- _Prompt_:
Pick every line with "SDTVAR" from the material below.

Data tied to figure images
↓

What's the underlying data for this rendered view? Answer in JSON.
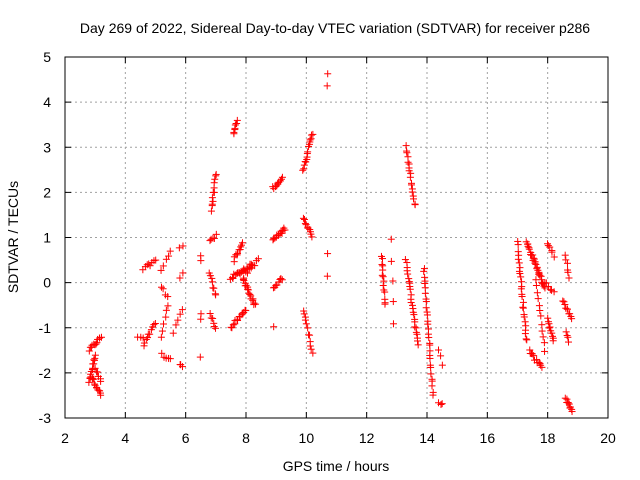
{
  "chart_data": {
    "type": "scatter",
    "title": "Day 269 of 2022, Sidereal Day-to-day VTEC variation (SDTVAR) for receiver p286",
    "xlabel": "GPS time / hours",
    "ylabel": "SDTVAR / TECUs",
    "xlim": [
      2,
      20
    ],
    "ylim": [
      -3,
      5
    ],
    "xticks": [
      2,
      4,
      6,
      8,
      10,
      12,
      14,
      16,
      18,
      20
    ],
    "yticks": [
      -3,
      -2,
      -1,
      0,
      1,
      2,
      3,
      4,
      5
    ],
    "grid": true,
    "marker": "plus",
    "color": "#ff0000",
    "series": [
      {
        "name": "SDTVAR",
        "clusters": [
          {
            "x0": 2.8,
            "y0": -1.5,
            "x1": 3.2,
            "y1": -1.2,
            "n": 12
          },
          {
            "x0": 2.8,
            "y0": -2.2,
            "x1": 3.0,
            "y1": -1.6,
            "n": 14
          },
          {
            "x0": 2.9,
            "y0": -2.1,
            "x1": 3.2,
            "y1": -2.5,
            "n": 12
          },
          {
            "x0": 3.0,
            "y0": -1.9,
            "x1": 3.2,
            "y1": -2.2,
            "n": 6
          },
          {
            "x0": 4.4,
            "y0": -1.2,
            "x1": 4.6,
            "y1": -1.25,
            "n": 3
          },
          {
            "x0": 4.6,
            "y0": -1.4,
            "x1": 5.0,
            "y1": -0.9,
            "n": 10
          },
          {
            "x0": 4.6,
            "y0": 0.3,
            "x1": 5.0,
            "y1": 0.5,
            "n": 8
          },
          {
            "x0": 5.2,
            "y0": -1.6,
            "x1": 5.5,
            "y1": -1.7,
            "n": 5
          },
          {
            "x0": 5.2,
            "y0": -1.2,
            "x1": 5.4,
            "y1": -0.5,
            "n": 6
          },
          {
            "x0": 5.2,
            "y0": -0.1,
            "x1": 5.4,
            "y1": -0.3,
            "n": 4
          },
          {
            "x0": 5.2,
            "y0": 0.3,
            "x1": 5.5,
            "y1": 0.7,
            "n": 5
          },
          {
            "x0": 5.8,
            "y0": -1.8,
            "x1": 5.9,
            "y1": -1.9,
            "n": 3
          },
          {
            "x0": 5.6,
            "y0": -1.1,
            "x1": 5.9,
            "y1": -0.6,
            "n": 5
          },
          {
            "x0": 5.8,
            "y0": 0.1,
            "x1": 5.9,
            "y1": 0.2,
            "n": 2
          },
          {
            "x0": 5.8,
            "y0": 0.8,
            "x1": 5.9,
            "y1": 0.85,
            "n": 2
          },
          {
            "x0": 6.5,
            "y0": -1.65,
            "x1": 6.5,
            "y1": -1.65,
            "n": 1
          },
          {
            "x0": 6.5,
            "y0": -0.8,
            "x1": 6.5,
            "y1": -0.7,
            "n": 2
          },
          {
            "x0": 6.5,
            "y0": 0.5,
            "x1": 6.5,
            "y1": 0.6,
            "n": 2
          },
          {
            "x0": 6.85,
            "y0": 1.6,
            "x1": 7.0,
            "y1": 2.4,
            "n": 12
          },
          {
            "x0": 6.8,
            "y0": 0.9,
            "x1": 7.0,
            "y1": 1.05,
            "n": 5
          },
          {
            "x0": 6.8,
            "y0": 0.2,
            "x1": 7.0,
            "y1": -0.3,
            "n": 8
          },
          {
            "x0": 6.8,
            "y0": -0.7,
            "x1": 7.0,
            "y1": -1.0,
            "n": 6
          },
          {
            "x0": 7.6,
            "y0": 3.3,
            "x1": 7.7,
            "y1": 3.6,
            "n": 8
          },
          {
            "x0": 7.5,
            "y0": -1.0,
            "x1": 8.0,
            "y1": -0.6,
            "n": 14
          },
          {
            "x0": 7.5,
            "y0": 0.1,
            "x1": 8.2,
            "y1": 0.4,
            "n": 20
          },
          {
            "x0": 7.6,
            "y0": 0.5,
            "x1": 7.9,
            "y1": 0.9,
            "n": 10
          },
          {
            "x0": 7.9,
            "y0": 0.1,
            "x1": 8.3,
            "y1": -0.5,
            "n": 18
          },
          {
            "x0": 8.0,
            "y0": 0.2,
            "x1": 8.4,
            "y1": 0.5,
            "n": 8
          },
          {
            "x0": 8.9,
            "y0": 0.95,
            "x1": 9.3,
            "y1": 1.2,
            "n": 14
          },
          {
            "x0": 8.9,
            "y0": 2.1,
            "x1": 9.2,
            "y1": 2.3,
            "n": 10
          },
          {
            "x0": 8.9,
            "y0": -0.1,
            "x1": 9.2,
            "y1": 0.1,
            "n": 8
          },
          {
            "x0": 8.9,
            "y0": -0.95,
            "x1": 8.9,
            "y1": -0.95,
            "n": 1
          },
          {
            "x0": 9.9,
            "y0": 2.5,
            "x1": 10.2,
            "y1": 3.3,
            "n": 16
          },
          {
            "x0": 9.9,
            "y0": 1.45,
            "x1": 10.2,
            "y1": 1.0,
            "n": 10
          },
          {
            "x0": 9.9,
            "y0": -0.6,
            "x1": 10.2,
            "y1": -1.55,
            "n": 12
          },
          {
            "x0": 10.7,
            "y0": 4.65,
            "x1": 10.7,
            "y1": 4.35,
            "n": 2
          },
          {
            "x0": 10.7,
            "y0": 0.65,
            "x1": 10.7,
            "y1": 0.15,
            "n": 2
          },
          {
            "x0": 12.5,
            "y0": 0.6,
            "x1": 12.6,
            "y1": -0.5,
            "n": 14
          },
          {
            "x0": 12.8,
            "y0": 0.95,
            "x1": 12.9,
            "y1": -0.9,
            "n": 5
          },
          {
            "x0": 13.3,
            "y0": 3.0,
            "x1": 13.6,
            "y1": 1.7,
            "n": 18
          },
          {
            "x0": 13.3,
            "y0": 0.5,
            "x1": 13.7,
            "y1": -1.4,
            "n": 26
          },
          {
            "x0": 13.9,
            "y0": 0.35,
            "x1": 14.2,
            "y1": -2.5,
            "n": 30
          },
          {
            "x0": 14.4,
            "y0": -1.5,
            "x1": 14.5,
            "y1": -1.8,
            "n": 3
          },
          {
            "x0": 14.4,
            "y0": -2.65,
            "x1": 14.5,
            "y1": -2.7,
            "n": 3
          },
          {
            "x0": 17.0,
            "y0": 0.9,
            "x1": 17.3,
            "y1": -1.3,
            "n": 26
          },
          {
            "x0": 17.3,
            "y0": 0.9,
            "x1": 17.9,
            "y1": -0.1,
            "n": 30
          },
          {
            "x0": 17.4,
            "y0": -1.5,
            "x1": 17.8,
            "y1": -1.9,
            "n": 12
          },
          {
            "x0": 17.6,
            "y0": 0.1,
            "x1": 17.9,
            "y1": -1.5,
            "n": 12
          },
          {
            "x0": 18.0,
            "y0": 0.85,
            "x1": 18.2,
            "y1": 0.6,
            "n": 6
          },
          {
            "x0": 18.0,
            "y0": -0.8,
            "x1": 18.2,
            "y1": -1.3,
            "n": 10
          },
          {
            "x0": 17.9,
            "y0": 0.0,
            "x1": 18.2,
            "y1": -0.2,
            "n": 6
          },
          {
            "x0": 18.6,
            "y0": 0.6,
            "x1": 18.7,
            "y1": 0.1,
            "n": 6
          },
          {
            "x0": 18.5,
            "y0": -0.4,
            "x1": 18.8,
            "y1": -0.8,
            "n": 10
          },
          {
            "x0": 18.6,
            "y0": -1.1,
            "x1": 18.7,
            "y1": -1.3,
            "n": 4
          },
          {
            "x0": 18.6,
            "y0": -2.55,
            "x1": 18.8,
            "y1": -2.85,
            "n": 10
          }
        ]
      }
    ]
  }
}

↑

- _Answer for this exercise_:
    "title": "Day 269 of 2022, Sidereal Day-to-day VTEC variation (SDTVAR) for receiver p286",
    "ylabel": "SDTVAR / TECUs",
        "name": "SDTVAR",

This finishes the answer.